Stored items

-- BEGIN --

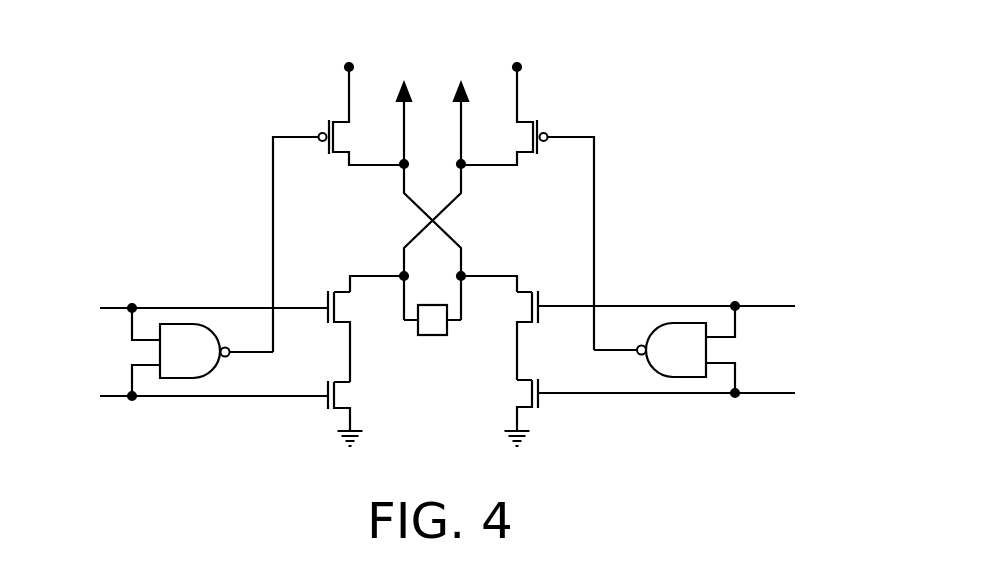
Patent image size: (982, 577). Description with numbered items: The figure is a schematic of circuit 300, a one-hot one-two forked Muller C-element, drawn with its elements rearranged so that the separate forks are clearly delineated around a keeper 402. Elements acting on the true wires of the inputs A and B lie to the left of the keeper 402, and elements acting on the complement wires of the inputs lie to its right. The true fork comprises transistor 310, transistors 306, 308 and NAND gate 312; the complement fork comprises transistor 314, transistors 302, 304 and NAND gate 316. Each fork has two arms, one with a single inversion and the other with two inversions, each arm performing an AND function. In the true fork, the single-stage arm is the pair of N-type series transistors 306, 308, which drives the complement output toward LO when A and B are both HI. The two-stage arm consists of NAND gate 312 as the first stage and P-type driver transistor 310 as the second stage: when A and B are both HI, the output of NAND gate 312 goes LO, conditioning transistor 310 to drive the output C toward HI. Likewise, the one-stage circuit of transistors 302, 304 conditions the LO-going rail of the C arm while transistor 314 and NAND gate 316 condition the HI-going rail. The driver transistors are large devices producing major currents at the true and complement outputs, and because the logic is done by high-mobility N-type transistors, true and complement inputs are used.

The circuit 300 is at (629, 82).
The transistor 302 is at (542, 301).
The transistor 304 is at (542, 388).
The transistor 306 is at (327, 302).
The transistor 308 is at (327, 389).
The P-type driver transistor 310 is at (319, 131).
The NAND gate 312 is at (210, 330).
The transistor 314 is at (548, 131).
The NAND gate 316 is at (645, 370).
The keeper 402 is at (418, 323).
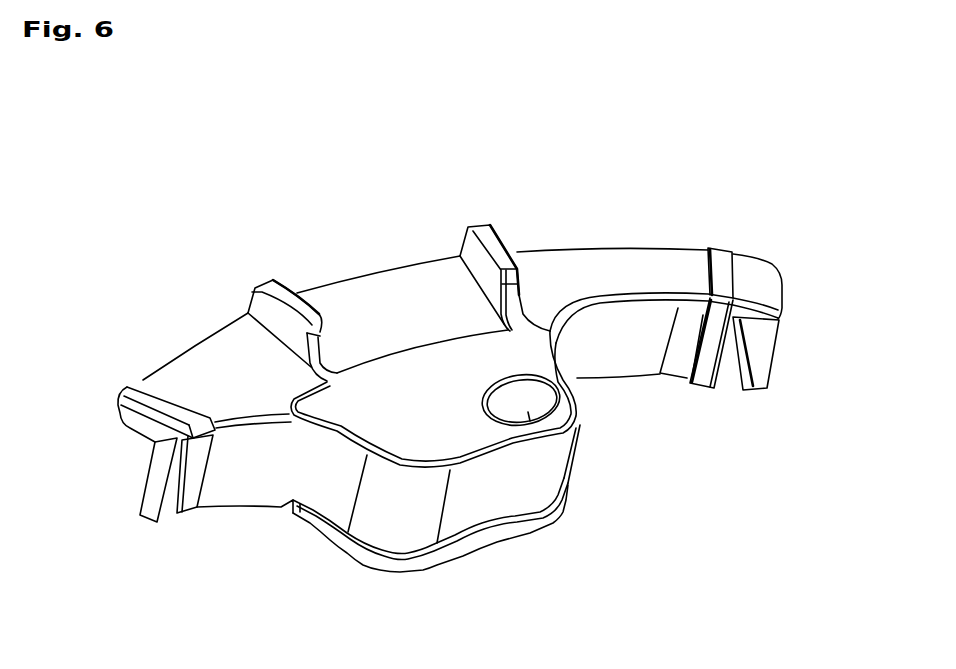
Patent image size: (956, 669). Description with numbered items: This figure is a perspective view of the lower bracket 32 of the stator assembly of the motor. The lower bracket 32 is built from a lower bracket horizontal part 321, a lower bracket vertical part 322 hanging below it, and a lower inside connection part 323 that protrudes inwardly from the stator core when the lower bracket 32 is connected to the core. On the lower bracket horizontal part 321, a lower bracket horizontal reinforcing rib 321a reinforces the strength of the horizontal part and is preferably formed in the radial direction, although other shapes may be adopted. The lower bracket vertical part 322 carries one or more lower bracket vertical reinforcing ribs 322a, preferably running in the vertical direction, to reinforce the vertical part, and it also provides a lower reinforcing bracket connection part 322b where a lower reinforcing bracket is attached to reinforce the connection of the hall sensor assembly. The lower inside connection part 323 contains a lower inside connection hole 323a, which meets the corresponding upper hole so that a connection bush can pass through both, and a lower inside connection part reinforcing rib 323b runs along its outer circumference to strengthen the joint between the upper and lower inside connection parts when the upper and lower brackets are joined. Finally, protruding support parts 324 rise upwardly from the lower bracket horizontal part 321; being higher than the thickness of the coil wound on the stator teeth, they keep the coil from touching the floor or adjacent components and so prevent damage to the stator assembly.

The lower bracket 32 is at (612, 196).
The lower bracket horizontal part 321 is at (560, 262).
The lower bracket horizontal reinforcing rib 321a is at (140, 387).
The lower bracket vertical part 322 is at (608, 367).
The lower bracket vertical reinforcing rib 322a is at (705, 384).
The lower reinforcing bracket connection part 322b is at (740, 360).
The lower inside connection part 323 is at (390, 537).
The lower inside connection hole 323a is at (512, 393).
The lower inside connection part reinforcing rib 323b is at (456, 548).
The protruding support part 324 is at (258, 288).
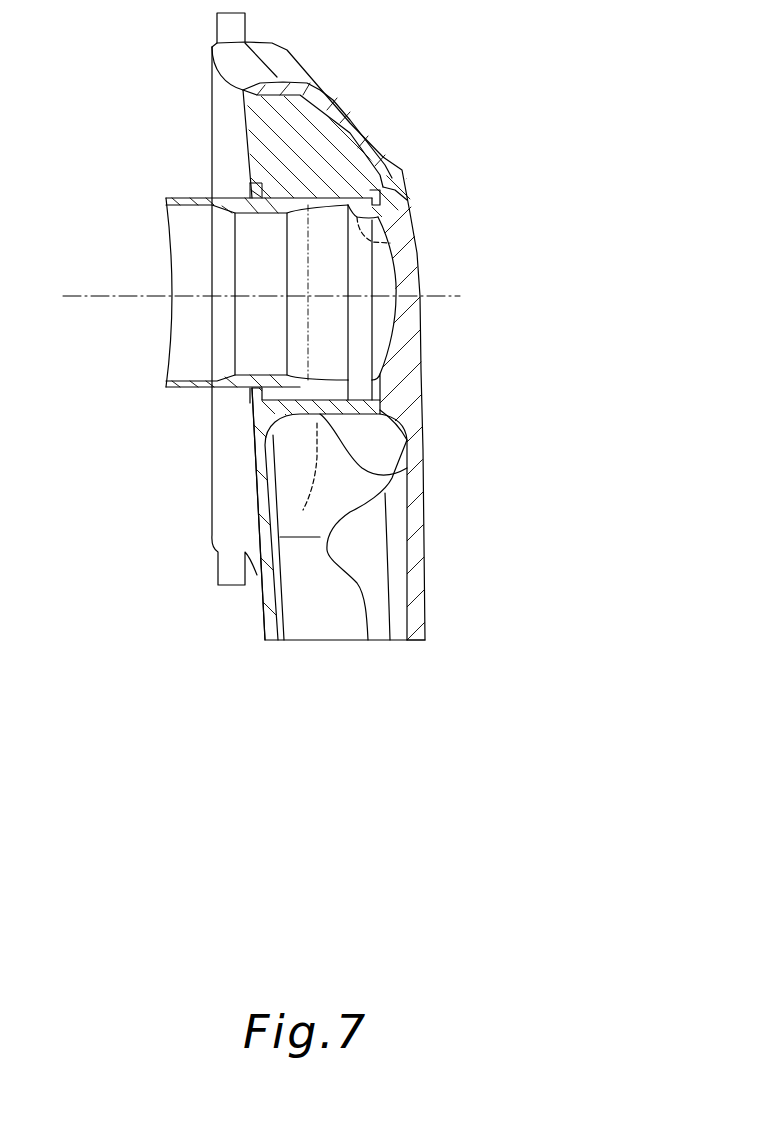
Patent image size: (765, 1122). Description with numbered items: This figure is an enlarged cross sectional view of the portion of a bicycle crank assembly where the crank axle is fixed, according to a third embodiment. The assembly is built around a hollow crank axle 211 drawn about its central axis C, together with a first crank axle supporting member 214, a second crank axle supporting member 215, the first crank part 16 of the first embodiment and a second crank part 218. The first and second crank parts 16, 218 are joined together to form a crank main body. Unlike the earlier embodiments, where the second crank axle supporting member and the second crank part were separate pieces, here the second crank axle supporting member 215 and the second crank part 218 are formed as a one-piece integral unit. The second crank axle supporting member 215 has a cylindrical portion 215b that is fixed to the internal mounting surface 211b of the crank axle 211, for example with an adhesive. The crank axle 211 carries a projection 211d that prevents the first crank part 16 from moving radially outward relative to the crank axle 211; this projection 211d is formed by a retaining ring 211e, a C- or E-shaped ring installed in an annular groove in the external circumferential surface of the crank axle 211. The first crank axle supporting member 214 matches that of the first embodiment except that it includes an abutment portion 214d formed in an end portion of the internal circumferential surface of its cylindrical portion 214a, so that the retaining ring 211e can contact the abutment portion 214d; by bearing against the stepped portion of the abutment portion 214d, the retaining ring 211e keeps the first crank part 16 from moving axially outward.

The central axis C is at (138, 296).
The crank axle 211 is at (185, 190).
The internal mounting surface 211b is at (383, 244).
The projection 211d is at (383, 157).
The retaining ring 211e is at (386, 184).
The first crank axle supporting member 214 is at (317, 423).
The cylindrical portion 214a is at (370, 472).
The abutment portion 214d is at (395, 378).
The second crank axle supporting member 215 is at (405, 212).
The cylindrical portion 215b is at (392, 438).
The second crank part 218 is at (432, 555).
The first crank part 16 is at (238, 608).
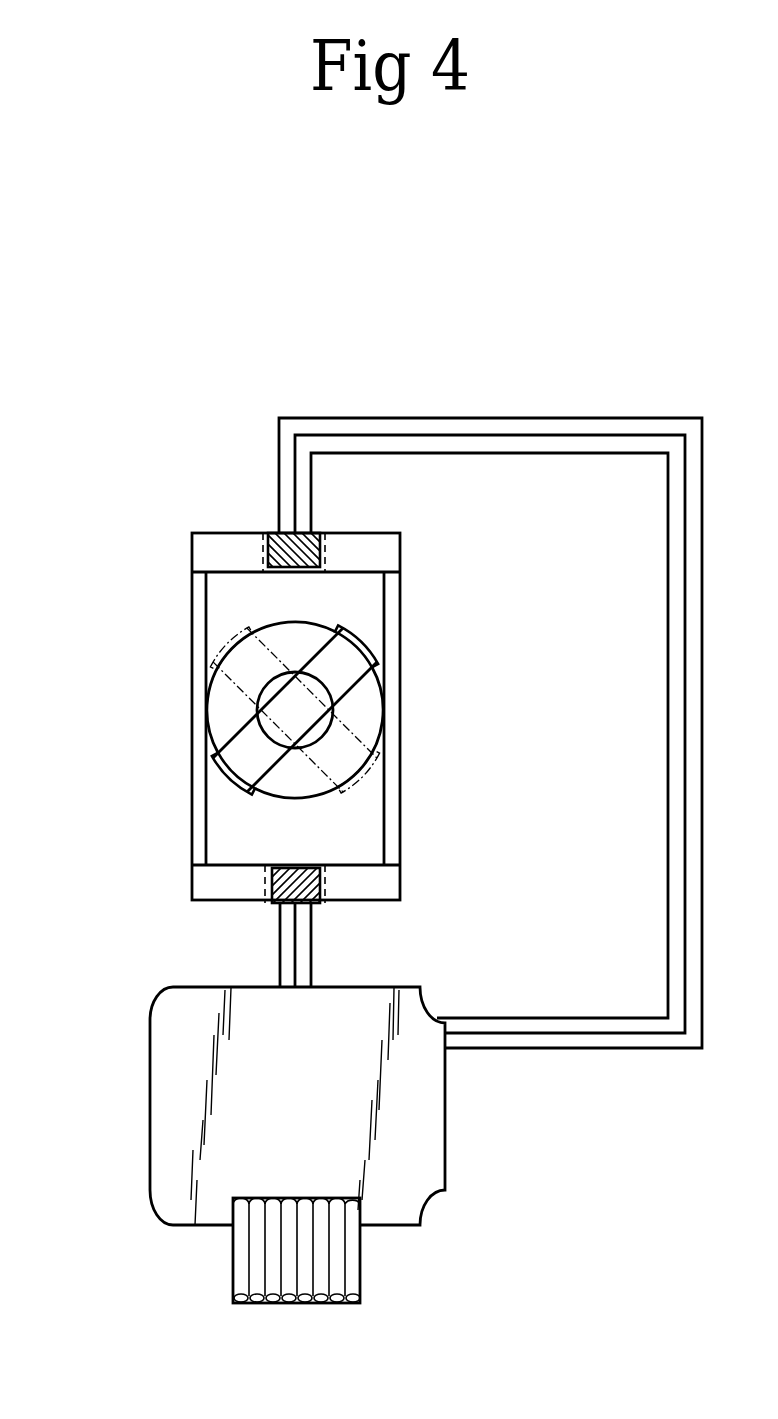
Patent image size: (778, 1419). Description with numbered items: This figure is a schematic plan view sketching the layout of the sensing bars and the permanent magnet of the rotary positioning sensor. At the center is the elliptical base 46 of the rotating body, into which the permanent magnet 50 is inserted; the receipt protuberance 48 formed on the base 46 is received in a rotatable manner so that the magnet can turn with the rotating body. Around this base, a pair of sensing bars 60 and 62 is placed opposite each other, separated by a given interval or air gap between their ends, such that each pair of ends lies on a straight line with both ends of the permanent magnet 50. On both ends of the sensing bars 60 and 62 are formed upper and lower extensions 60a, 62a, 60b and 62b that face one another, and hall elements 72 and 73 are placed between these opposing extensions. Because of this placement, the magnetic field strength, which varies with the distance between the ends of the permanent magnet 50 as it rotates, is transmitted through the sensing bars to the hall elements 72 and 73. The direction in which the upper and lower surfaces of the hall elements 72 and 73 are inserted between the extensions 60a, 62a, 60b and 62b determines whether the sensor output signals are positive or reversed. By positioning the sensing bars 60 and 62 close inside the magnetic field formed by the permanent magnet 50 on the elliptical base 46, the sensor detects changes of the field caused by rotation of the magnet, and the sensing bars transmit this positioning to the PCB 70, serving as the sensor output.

The base 46 is at (378, 742).
The receipt protuberance 48 is at (275, 705).
The permanent magnet 50 is at (355, 632).
The sensing bar 60 is at (393, 692).
The lower extension 60a is at (385, 880).
The upper extension 60b is at (385, 557).
The sensing bar 62 is at (200, 647).
The lower extension 62a is at (228, 883).
The upper extension 62b is at (223, 552).
The PCB 70 is at (428, 1095).
The hall element 72 is at (320, 905).
The hall element 73 is at (275, 533).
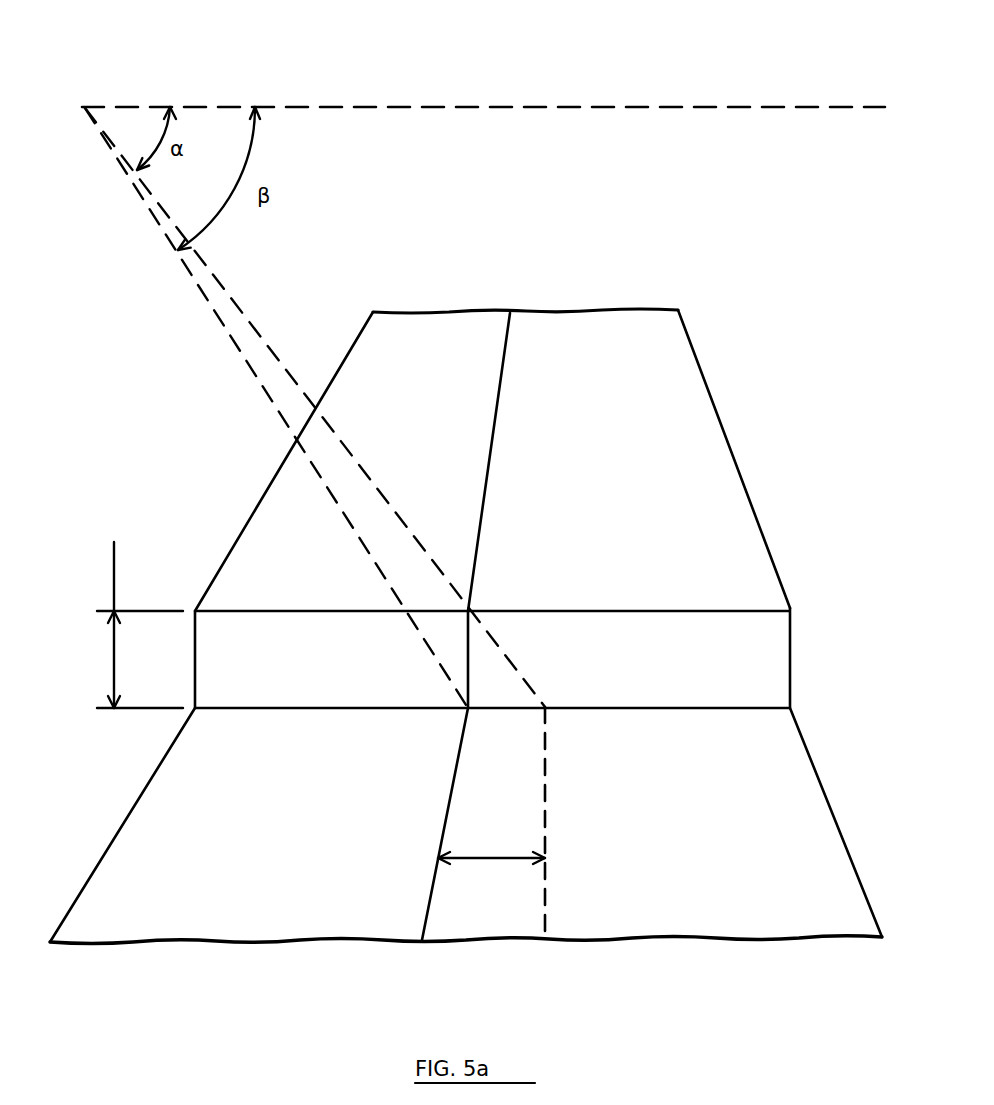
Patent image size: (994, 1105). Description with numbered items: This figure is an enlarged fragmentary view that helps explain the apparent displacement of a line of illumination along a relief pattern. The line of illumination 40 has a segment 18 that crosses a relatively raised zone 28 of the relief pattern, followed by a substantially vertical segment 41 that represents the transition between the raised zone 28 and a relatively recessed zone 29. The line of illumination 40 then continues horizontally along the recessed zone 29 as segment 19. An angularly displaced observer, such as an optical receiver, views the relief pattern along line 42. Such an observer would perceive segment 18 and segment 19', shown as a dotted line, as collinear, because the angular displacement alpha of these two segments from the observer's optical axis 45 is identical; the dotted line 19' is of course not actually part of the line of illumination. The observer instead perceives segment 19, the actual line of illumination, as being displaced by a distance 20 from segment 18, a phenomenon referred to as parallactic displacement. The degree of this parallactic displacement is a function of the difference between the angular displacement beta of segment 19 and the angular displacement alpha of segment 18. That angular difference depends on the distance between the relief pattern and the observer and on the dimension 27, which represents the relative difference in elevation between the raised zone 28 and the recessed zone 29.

The optical axis 45 is at (580, 102).
The viewing line 42 is at (248, 322).
The segment 18 is at (485, 478).
The line of illumination 40 is at (505, 365).
The relatively raised zone 28 is at (693, 487).
The substantially vertical segment 41 is at (470, 653).
The dimension 27 is at (115, 558).
The relatively recessed zone 29 is at (755, 818).
The segment 19 is at (427, 824).
The dotted line segment 19' is at (578, 821).
The distance 20 is at (485, 862).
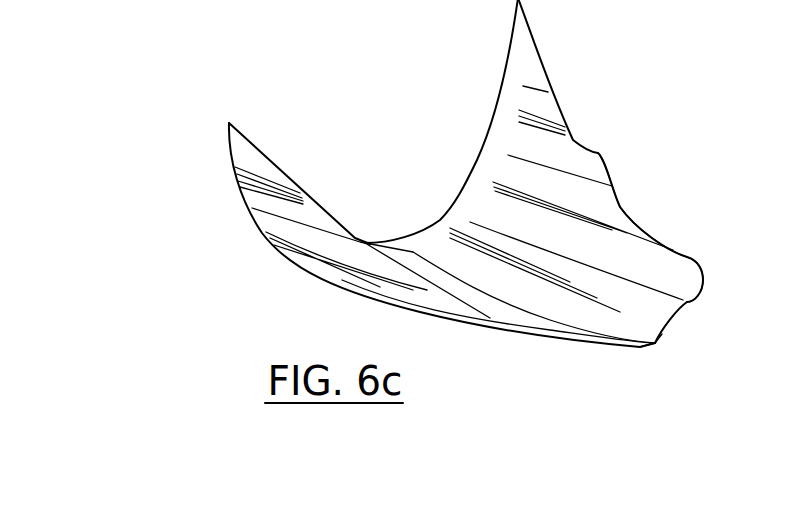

-- END --

_Task statement_
Pull out each line of the entries above that contains the string "recessed", paying attention to case.

_Result for this exercise_
Patent image size: (994, 1105). Description with numbered items: This figure is an enlarged fragmentary view that helps explain the apparent displacement of a line of illumination along a relief pattern. The line of illumination 40 has a segment 18 that crosses a relatively raised zone 28 of the relief pattern, followed by a substantially vertical segment 41 that represents the transition between the raised zone 28 and a relatively recessed zone 29. The line of illumination 40 then continues horizontally along the recessed zone 29 as segment 19. An angularly displaced observer, such as an optical receiver, views the relief pattern along line 42. Such an observer would perceive segment 18 and segment 19', shown as a dotted line, as collinear, because the angular displacement alpha of these two segments from the observer's optical axis 45 is identical; the dotted line 19' is of course not actually part of the line of illumination. The observer instead perceives segment 19, the actual line of illumination, as being displaced by a distance 20 from segment 18, a phenomenon referred to as parallactic displacement. The degree of this parallactic displacement is a function of the difference between the angular displacement beta of segment 19 and the angular displacement alpha of segment 18. That angular difference depends on the distance between the relief pattern and the observer and on the dimension 27, which represents the relative difference in elevation between the raised zone 28 and the recessed zone 29.
The relatively recessed zone 29 is at (755, 818).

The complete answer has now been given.